* START *

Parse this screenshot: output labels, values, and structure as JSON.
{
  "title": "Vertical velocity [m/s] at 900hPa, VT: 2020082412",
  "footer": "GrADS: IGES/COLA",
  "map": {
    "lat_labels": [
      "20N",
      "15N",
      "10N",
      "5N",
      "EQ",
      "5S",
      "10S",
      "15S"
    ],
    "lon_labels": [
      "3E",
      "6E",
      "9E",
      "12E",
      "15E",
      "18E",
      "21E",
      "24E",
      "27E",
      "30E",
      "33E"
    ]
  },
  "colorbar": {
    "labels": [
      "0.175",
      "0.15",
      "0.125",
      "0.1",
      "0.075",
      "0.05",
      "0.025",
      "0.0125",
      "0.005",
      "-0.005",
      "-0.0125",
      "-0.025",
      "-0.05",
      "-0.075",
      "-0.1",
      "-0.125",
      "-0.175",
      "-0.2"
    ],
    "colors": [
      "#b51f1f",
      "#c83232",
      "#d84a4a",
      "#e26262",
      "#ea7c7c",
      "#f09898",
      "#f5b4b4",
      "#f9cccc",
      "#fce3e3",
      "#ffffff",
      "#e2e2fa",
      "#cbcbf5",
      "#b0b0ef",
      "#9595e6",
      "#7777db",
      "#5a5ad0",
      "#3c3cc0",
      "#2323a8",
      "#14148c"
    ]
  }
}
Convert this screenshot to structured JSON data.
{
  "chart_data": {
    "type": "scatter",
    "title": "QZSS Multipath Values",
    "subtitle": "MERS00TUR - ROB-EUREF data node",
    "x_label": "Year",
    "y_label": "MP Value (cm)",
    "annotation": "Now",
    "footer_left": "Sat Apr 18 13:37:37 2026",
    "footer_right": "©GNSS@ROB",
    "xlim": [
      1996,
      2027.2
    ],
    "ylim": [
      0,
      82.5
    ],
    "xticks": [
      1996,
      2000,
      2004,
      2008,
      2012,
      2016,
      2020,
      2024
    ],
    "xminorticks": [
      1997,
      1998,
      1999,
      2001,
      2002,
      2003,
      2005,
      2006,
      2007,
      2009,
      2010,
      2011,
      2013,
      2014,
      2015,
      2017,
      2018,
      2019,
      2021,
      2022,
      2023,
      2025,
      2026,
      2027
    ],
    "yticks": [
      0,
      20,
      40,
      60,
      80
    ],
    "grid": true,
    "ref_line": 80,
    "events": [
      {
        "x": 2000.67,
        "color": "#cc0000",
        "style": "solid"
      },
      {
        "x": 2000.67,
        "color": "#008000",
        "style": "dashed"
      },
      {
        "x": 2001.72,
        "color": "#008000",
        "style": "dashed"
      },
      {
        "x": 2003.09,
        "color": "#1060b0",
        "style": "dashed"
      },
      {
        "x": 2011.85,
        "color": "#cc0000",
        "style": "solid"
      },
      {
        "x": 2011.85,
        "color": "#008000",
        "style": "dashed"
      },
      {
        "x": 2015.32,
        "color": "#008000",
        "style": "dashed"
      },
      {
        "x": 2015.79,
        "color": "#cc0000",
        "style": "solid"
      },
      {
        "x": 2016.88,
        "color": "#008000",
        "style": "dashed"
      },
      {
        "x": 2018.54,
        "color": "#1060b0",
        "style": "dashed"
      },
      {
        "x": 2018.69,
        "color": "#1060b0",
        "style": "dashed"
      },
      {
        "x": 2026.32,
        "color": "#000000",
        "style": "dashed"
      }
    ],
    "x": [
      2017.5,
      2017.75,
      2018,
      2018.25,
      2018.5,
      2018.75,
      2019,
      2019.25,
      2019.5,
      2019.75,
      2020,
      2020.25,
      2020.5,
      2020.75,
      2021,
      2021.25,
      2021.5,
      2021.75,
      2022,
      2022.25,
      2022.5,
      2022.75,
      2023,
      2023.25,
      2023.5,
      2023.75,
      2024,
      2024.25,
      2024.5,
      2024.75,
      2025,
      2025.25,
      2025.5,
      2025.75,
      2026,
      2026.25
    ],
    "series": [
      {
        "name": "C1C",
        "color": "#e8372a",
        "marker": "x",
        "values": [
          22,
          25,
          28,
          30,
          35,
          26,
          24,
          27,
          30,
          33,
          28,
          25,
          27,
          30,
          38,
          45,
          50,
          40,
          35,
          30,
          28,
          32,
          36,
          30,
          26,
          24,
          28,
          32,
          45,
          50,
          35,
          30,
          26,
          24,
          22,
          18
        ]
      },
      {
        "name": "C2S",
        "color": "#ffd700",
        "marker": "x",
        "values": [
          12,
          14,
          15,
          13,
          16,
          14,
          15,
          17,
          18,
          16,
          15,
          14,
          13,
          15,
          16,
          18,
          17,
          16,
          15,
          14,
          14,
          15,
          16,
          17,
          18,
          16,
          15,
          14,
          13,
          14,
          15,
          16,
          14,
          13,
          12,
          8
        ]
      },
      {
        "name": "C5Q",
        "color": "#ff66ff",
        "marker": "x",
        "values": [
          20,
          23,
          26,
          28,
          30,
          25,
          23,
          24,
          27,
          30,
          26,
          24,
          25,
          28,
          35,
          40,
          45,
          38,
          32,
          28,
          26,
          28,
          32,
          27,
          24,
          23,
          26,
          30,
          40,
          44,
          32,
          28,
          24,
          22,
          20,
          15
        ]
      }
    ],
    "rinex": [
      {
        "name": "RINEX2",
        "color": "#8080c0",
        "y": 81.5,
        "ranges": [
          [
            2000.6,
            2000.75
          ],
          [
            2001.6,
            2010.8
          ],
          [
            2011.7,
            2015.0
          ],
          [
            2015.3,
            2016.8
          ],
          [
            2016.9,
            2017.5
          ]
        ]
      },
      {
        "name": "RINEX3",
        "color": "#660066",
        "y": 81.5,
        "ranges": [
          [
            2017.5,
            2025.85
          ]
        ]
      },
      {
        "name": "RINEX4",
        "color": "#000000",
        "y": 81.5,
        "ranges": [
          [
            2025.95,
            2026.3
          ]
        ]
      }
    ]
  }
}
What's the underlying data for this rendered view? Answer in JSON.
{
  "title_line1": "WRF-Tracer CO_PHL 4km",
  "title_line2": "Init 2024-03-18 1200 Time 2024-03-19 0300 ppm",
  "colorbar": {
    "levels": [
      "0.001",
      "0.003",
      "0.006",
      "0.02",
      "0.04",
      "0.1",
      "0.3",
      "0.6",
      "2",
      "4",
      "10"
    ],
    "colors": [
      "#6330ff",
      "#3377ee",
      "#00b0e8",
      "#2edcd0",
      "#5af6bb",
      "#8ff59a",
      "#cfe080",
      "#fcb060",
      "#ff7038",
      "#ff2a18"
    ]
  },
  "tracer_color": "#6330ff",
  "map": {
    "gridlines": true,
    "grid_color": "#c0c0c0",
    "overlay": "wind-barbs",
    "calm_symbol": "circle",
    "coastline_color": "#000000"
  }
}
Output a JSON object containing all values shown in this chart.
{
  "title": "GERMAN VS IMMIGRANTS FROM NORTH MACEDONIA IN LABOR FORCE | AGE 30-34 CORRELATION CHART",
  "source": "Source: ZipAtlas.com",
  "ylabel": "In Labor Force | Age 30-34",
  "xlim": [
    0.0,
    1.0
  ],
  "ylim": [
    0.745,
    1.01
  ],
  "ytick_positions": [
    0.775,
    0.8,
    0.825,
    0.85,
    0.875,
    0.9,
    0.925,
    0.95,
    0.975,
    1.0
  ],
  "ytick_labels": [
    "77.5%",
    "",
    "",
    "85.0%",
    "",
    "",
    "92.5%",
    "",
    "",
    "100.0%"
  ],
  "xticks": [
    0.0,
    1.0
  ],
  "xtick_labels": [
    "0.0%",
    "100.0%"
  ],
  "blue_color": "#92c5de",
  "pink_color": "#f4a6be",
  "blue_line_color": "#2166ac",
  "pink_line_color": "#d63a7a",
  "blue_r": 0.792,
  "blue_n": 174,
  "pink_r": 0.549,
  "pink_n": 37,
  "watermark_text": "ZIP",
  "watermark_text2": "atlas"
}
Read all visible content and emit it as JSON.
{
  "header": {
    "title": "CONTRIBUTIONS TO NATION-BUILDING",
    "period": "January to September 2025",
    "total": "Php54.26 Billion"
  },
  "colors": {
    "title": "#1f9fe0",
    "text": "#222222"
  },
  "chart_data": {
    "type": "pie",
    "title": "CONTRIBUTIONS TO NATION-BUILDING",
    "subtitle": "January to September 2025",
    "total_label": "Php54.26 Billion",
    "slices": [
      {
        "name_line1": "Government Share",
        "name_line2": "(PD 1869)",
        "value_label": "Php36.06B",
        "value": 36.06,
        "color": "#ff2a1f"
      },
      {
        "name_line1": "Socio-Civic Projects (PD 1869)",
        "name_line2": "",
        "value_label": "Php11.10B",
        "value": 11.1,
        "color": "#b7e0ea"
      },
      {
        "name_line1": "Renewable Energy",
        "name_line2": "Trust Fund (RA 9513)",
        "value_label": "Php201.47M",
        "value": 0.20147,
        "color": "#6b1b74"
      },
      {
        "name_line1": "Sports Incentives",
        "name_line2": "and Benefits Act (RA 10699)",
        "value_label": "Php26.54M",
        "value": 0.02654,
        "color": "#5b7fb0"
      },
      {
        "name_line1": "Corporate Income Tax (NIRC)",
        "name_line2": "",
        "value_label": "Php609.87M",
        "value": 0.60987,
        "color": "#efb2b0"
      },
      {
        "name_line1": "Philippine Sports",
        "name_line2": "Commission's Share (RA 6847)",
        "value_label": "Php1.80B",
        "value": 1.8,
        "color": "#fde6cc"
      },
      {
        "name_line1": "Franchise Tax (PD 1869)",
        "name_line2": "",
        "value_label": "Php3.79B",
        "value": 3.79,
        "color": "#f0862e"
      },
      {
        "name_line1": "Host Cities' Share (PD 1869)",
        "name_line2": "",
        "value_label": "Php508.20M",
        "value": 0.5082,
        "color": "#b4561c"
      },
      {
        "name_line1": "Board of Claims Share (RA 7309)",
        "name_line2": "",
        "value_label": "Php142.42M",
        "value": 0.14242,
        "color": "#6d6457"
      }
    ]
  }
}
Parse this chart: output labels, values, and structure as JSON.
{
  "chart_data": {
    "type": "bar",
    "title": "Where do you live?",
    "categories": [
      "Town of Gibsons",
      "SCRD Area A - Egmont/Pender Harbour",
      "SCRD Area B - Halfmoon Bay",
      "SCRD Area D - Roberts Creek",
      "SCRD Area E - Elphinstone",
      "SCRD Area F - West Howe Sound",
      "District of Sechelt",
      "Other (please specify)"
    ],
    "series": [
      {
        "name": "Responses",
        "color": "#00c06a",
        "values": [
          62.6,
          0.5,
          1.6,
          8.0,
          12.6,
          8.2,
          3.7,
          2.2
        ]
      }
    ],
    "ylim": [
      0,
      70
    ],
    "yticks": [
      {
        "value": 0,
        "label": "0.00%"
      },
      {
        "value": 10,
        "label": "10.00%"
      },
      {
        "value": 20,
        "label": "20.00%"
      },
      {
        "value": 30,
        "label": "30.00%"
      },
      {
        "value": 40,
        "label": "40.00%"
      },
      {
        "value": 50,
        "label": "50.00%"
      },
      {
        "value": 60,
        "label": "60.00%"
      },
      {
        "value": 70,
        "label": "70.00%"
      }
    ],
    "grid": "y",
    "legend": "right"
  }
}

* END *

Goal:
Read through the entries and copy each line in which "January" appears.

Exercise result:
    "period": "January to September 2025",
    "subtitle": "January to September 2025",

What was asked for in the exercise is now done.